(Dataset rows)

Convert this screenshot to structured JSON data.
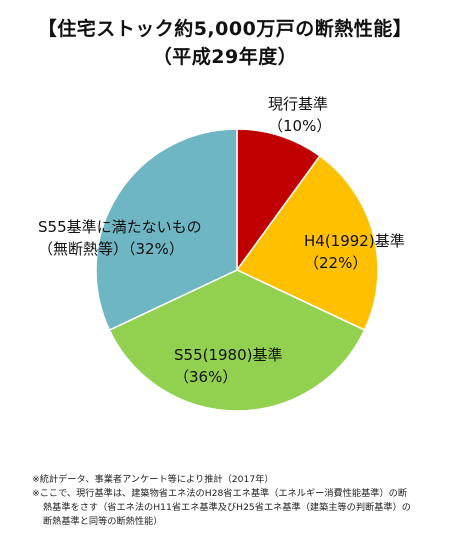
{
  "title_line1": "【住宅ストック約5,000万戸の断熱性能】",
  "title_line2": "（平成29年度）",
  "chart_data": {
    "type": "pie",
    "start_angle_deg": 0,
    "direction": "clockwise",
    "slices": [
      {
        "label": "現行基準",
        "pct_label": "（10%）",
        "value": 10,
        "color": "#c00000"
      },
      {
        "label": "H4(1992)基準",
        "pct_label": "（22%）",
        "value": 22,
        "color": "#ffc000"
      },
      {
        "label": "S55(1980)基準",
        "pct_label": "（36%）",
        "value": 36,
        "color": "#92d050"
      },
      {
        "label": "S55基準に満たないもの",
        "pct_label": "（無断熱等）（32%）",
        "value": 32,
        "color": "#6fb6c4"
      }
    ]
  },
  "notes": [
    "※統計データ、事業者アンケート等により推計（2017年）",
    "※ここで、現行基準は、建築物省エネ法のH28省エネ基準（エネルギー消費性能基準）の断",
    "熱基準をさす（省エネ法のH11省エネ基準及びH25省エネ基準（建築主等の判断基準）の",
    "断熱基準と同等の断熱性能）"
  ]
}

DIRECTION >> Copy out each line exactly, without the pictures.

EXPECTED ANSWER >>
Convert this screenshot to structured JSON data.
{
  "title_line1": "【住宅ストック約5,000万戸の断熱性能】",
  "title_line2": "（平成29年度）",
  "chart_data": {
    "type": "pie",
    "start_angle_deg": 0,
    "direction": "clockwise",
    "slices": [
      {
        "label": "現行基準",
        "pct_label": "（10%）",
        "value": 10,
        "color": "#c00000"
      },
      {
        "label": "H4(1992)基準",
        "pct_label": "（22%）",
        "value": 22,
        "color": "#ffc000"
      },
      {
        "label": "S55(1980)基準",
        "pct_label": "（36%）",
        "value": 36,
        "color": "#92d050"
      },
      {
        "label": "S55基準に満たないもの",
        "pct_label": "（無断熱等）（32%）",
        "value": 32,
        "color": "#6fb6c4"
      }
    ]
  },
  "notes": [
    "※統計データ、事業者アンケート等により推計（2017年）",
    "※ここで、現行基準は、建築物省エネ法のH28省エネ基準（エネルギー消費性能基準）の断",
    "熱基準をさす（省エネ法のH11省エネ基準及びH25省エネ基準（建築主等の判断基準）の",
    "断熱基準と同等の断熱性能）"
  ]
}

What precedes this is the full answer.